---------- Data for this task ----------
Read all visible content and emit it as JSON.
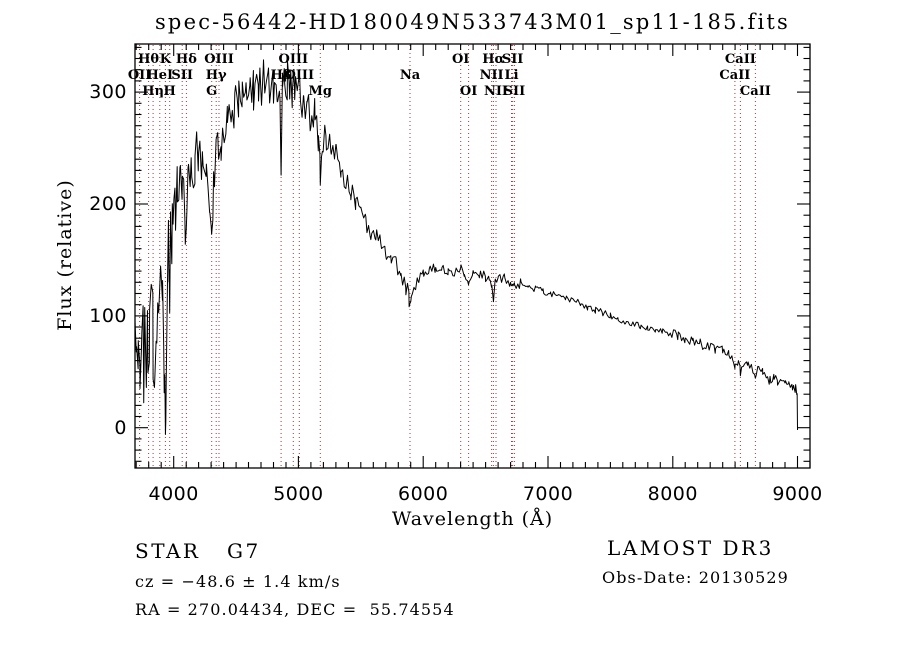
{
  "title": "spec-56442-HD180049N533743M01_sp11-185.fits",
  "chart_data": {
    "type": "line",
    "title": "spec-56442-HD180049N533743M01_sp11-185.fits",
    "xlabel": "Wavelength (Å)",
    "ylabel": "Flux (relative)",
    "xlim": [
      3690,
      9100
    ],
    "ylim": [
      -36,
      343
    ],
    "xticks": [
      4000,
      5000,
      6000,
      7000,
      8000,
      9000
    ],
    "yticks": [
      0,
      100,
      200,
      300
    ],
    "x_minor_step": 100,
    "y_minor_step": 10,
    "grid": false,
    "legend": "none",
    "curve_color": "#000000",
    "line_marker_color": "#a83c3c",
    "spectral_lines": [
      {
        "label": "Hθ",
        "wavelength": 3798.98,
        "row": 1
      },
      {
        "label": "K",
        "wavelength": 3933.66,
        "row": 1
      },
      {
        "label": "Hδ",
        "wavelength": 4101.74,
        "row": 1
      },
      {
        "label": "OIII",
        "wavelength": 4363.21,
        "row": 1
      },
      {
        "label": "OIII",
        "wavelength": 4958.91,
        "row": 1
      },
      {
        "label": "OI",
        "wavelength": 6300.3,
        "row": 1
      },
      {
        "label": "Hα",
        "wavelength": 6562.8,
        "row": 1
      },
      {
        "label": "SII",
        "wavelength": 6716.44,
        "row": 1
      },
      {
        "label": "CaII",
        "wavelength": 8542.09,
        "row": 1
      },
      {
        "label": "OII",
        "wavelength": 3727.09,
        "row": 2
      },
      {
        "label": "HeI",
        "wavelength": 3888.65,
        "row": 2
      },
      {
        "label": "SII",
        "wavelength": 4068.6,
        "row": 2
      },
      {
        "label": "Hγ",
        "wavelength": 4340.46,
        "row": 2
      },
      {
        "label": "Hβ",
        "wavelength": 4861.34,
        "row": 2
      },
      {
        "label": "OIII",
        "wavelength": 5006.84,
        "row": 2
      },
      {
        "label": "Na",
        "wavelength": 5893.96,
        "row": 2
      },
      {
        "label": "NII",
        "wavelength": 6548.05,
        "row": 2
      },
      {
        "label": "Li",
        "wavelength": 6707.89,
        "row": 2
      },
      {
        "label": "CaII",
        "wavelength": 8498.02,
        "row": 2
      },
      {
        "label": "Hη",
        "wavelength": 3835.4,
        "row": 3
      },
      {
        "label": "H",
        "wavelength": 3968.47,
        "row": 3
      },
      {
        "label": "G",
        "wavelength": 4304.4,
        "row": 3
      },
      {
        "label": "Mg",
        "wavelength": 5175.36,
        "row": 3
      },
      {
        "label": "OI",
        "wavelength": 6363.78,
        "row": 3
      },
      {
        "label": "NII",
        "wavelength": 6583.45,
        "row": 3
      },
      {
        "label": "SII",
        "wavelength": 6730.82,
        "row": 3
      },
      {
        "label": "CaII",
        "wavelength": 8662.14,
        "row": 3
      }
    ],
    "series": [
      {
        "name": "spectrum",
        "points": [
          [
            3690,
            75
          ],
          [
            3700,
            55
          ],
          [
            3715,
            62
          ],
          [
            3730,
            55
          ],
          [
            3745,
            68
          ],
          [
            3760,
            72
          ],
          [
            3775,
            78
          ],
          [
            3790,
            84
          ],
          [
            3805,
            88
          ],
          [
            3820,
            80
          ],
          [
            3835,
            86
          ],
          [
            3850,
            92
          ],
          [
            3865,
            97
          ],
          [
            3880,
            90
          ],
          [
            3895,
            100
          ],
          [
            3910,
            92
          ],
          [
            3920,
            80
          ],
          [
            3929,
            45
          ],
          [
            3934,
            6
          ],
          [
            3940,
            60
          ],
          [
            3950,
            125
          ],
          [
            3958,
            148
          ],
          [
            3964,
            122
          ],
          [
            3968,
            106
          ],
          [
            3975,
            140
          ],
          [
            3985,
            163
          ],
          [
            3995,
            175
          ],
          [
            4010,
            195
          ],
          [
            4030,
            208
          ],
          [
            4050,
            216
          ],
          [
            4070,
            202
          ],
          [
            4090,
            188
          ],
          [
            4101,
            170
          ],
          [
            4115,
            205
          ],
          [
            4140,
            228
          ],
          [
            4170,
            240
          ],
          [
            4200,
            236
          ],
          [
            4230,
            231
          ],
          [
            4260,
            228
          ],
          [
            4290,
            216
          ],
          [
            4304,
            178
          ],
          [
            4320,
            215
          ],
          [
            4340,
            232
          ],
          [
            4360,
            248
          ],
          [
            4380,
            256
          ],
          [
            4400,
            264
          ],
          [
            4430,
            271
          ],
          [
            4460,
            278
          ],
          [
            4490,
            285
          ],
          [
            4520,
            290
          ],
          [
            4550,
            294
          ],
          [
            4580,
            298
          ],
          [
            4610,
            301
          ],
          [
            4640,
            303
          ],
          [
            4680,
            306
          ],
          [
            4720,
            309
          ],
          [
            4760,
            308
          ],
          [
            4800,
            306
          ],
          [
            4830,
            304
          ],
          [
            4852,
            298
          ],
          [
            4861,
            230
          ],
          [
            4872,
            300
          ],
          [
            4890,
            312
          ],
          [
            4910,
            310
          ],
          [
            4930,
            307
          ],
          [
            4950,
            304
          ],
          [
            4970,
            302
          ],
          [
            4990,
            299
          ],
          [
            5010,
            297
          ],
          [
            5040,
            293
          ],
          [
            5070,
            288
          ],
          [
            5100,
            283
          ],
          [
            5130,
            276
          ],
          [
            5160,
            255
          ],
          [
            5175,
            222
          ],
          [
            5192,
            258
          ],
          [
            5220,
            260
          ],
          [
            5260,
            254
          ],
          [
            5300,
            245
          ],
          [
            5340,
            232
          ],
          [
            5380,
            220
          ],
          [
            5420,
            211
          ],
          [
            5460,
            201
          ],
          [
            5500,
            193
          ],
          [
            5540,
            185
          ],
          [
            5580,
            177
          ],
          [
            5620,
            170
          ],
          [
            5660,
            163
          ],
          [
            5700,
            157
          ],
          [
            5740,
            151
          ],
          [
            5780,
            144
          ],
          [
            5820,
            136
          ],
          [
            5860,
            126
          ],
          [
            5885,
            116
          ],
          [
            5894,
            110
          ],
          [
            5905,
            118
          ],
          [
            5930,
            126
          ],
          [
            5960,
            132
          ],
          [
            6000,
            137
          ],
          [
            6050,
            141
          ],
          [
            6100,
            143
          ],
          [
            6150,
            142
          ],
          [
            6200,
            141
          ],
          [
            6250,
            139
          ],
          [
            6300,
            142
          ],
          [
            6330,
            137
          ],
          [
            6363,
            132
          ],
          [
            6400,
            138
          ],
          [
            6450,
            137
          ],
          [
            6500,
            135
          ],
          [
            6530,
            133
          ],
          [
            6548,
            128
          ],
          [
            6563,
            112
          ],
          [
            6578,
            130
          ],
          [
            6600,
            134
          ],
          [
            6650,
            133
          ],
          [
            6700,
            129
          ],
          [
            6716,
            124
          ],
          [
            6731,
            127
          ],
          [
            6780,
            129
          ],
          [
            6840,
            127
          ],
          [
            6900,
            124
          ],
          [
            6960,
            122
          ],
          [
            7020,
            120
          ],
          [
            7080,
            118
          ],
          [
            7140,
            115
          ],
          [
            7200,
            114
          ],
          [
            7260,
            111
          ],
          [
            7320,
            108
          ],
          [
            7380,
            105
          ],
          [
            7440,
            103
          ],
          [
            7500,
            100
          ],
          [
            7560,
            98
          ],
          [
            7620,
            95
          ],
          [
            7680,
            93
          ],
          [
            7740,
            91
          ],
          [
            7800,
            89
          ],
          [
            7860,
            87
          ],
          [
            7920,
            86
          ],
          [
            7980,
            84
          ],
          [
            8040,
            82
          ],
          [
            8100,
            80
          ],
          [
            8160,
            78
          ],
          [
            8220,
            75
          ],
          [
            8280,
            73
          ],
          [
            8340,
            71
          ],
          [
            8400,
            69
          ],
          [
            8450,
            66
          ],
          [
            8480,
            60
          ],
          [
            8498,
            54
          ],
          [
            8520,
            60
          ],
          [
            8542,
            50
          ],
          [
            8565,
            58
          ],
          [
            8600,
            56
          ],
          [
            8630,
            53
          ],
          [
            8662,
            45
          ],
          [
            8690,
            55
          ],
          [
            8720,
            50
          ],
          [
            8750,
            46
          ],
          [
            8780,
            42
          ],
          [
            8810,
            46
          ],
          [
            8840,
            42
          ],
          [
            8870,
            40
          ],
          [
            8900,
            39
          ],
          [
            8930,
            38
          ],
          [
            8960,
            36
          ],
          [
            8985,
            35
          ],
          [
            8997,
            33
          ],
          [
            9000,
            -2
          ]
        ]
      }
    ],
    "noise_regions": [
      {
        "from": 3690,
        "to": 3760,
        "amp": 40
      },
      {
        "from": 3760,
        "to": 3995,
        "amp": 55
      },
      {
        "from": 3995,
        "to": 4400,
        "amp": 28
      },
      {
        "from": 4400,
        "to": 5250,
        "amp": 20
      },
      {
        "from": 5250,
        "to": 5900,
        "amp": 9
      },
      {
        "from": 5900,
        "to": 6800,
        "amp": 4.5
      },
      {
        "from": 6800,
        "to": 8000,
        "amp": 3
      },
      {
        "from": 8000,
        "to": 9001,
        "amp": 4.5
      }
    ]
  },
  "annotations": {
    "class_label": "STAR   G7",
    "cz_label": "cz = −48.6 ± 1.4 km/s",
    "radec_label": "RA = 270.04434, DEC =  55.74554",
    "survey_label": "LAMOST DR3",
    "obsdate_label": "Obs-Date: 20130529"
  }
}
----------
To do: Copy out each line that contains the word "from".

Exercise output:
        "from": 3690,
        "from": 3760,
        "from": 3995,
        "from": 4400,
        "from": 5250,
        "from": 5900,
        "from": 6800,
        "from": 8000,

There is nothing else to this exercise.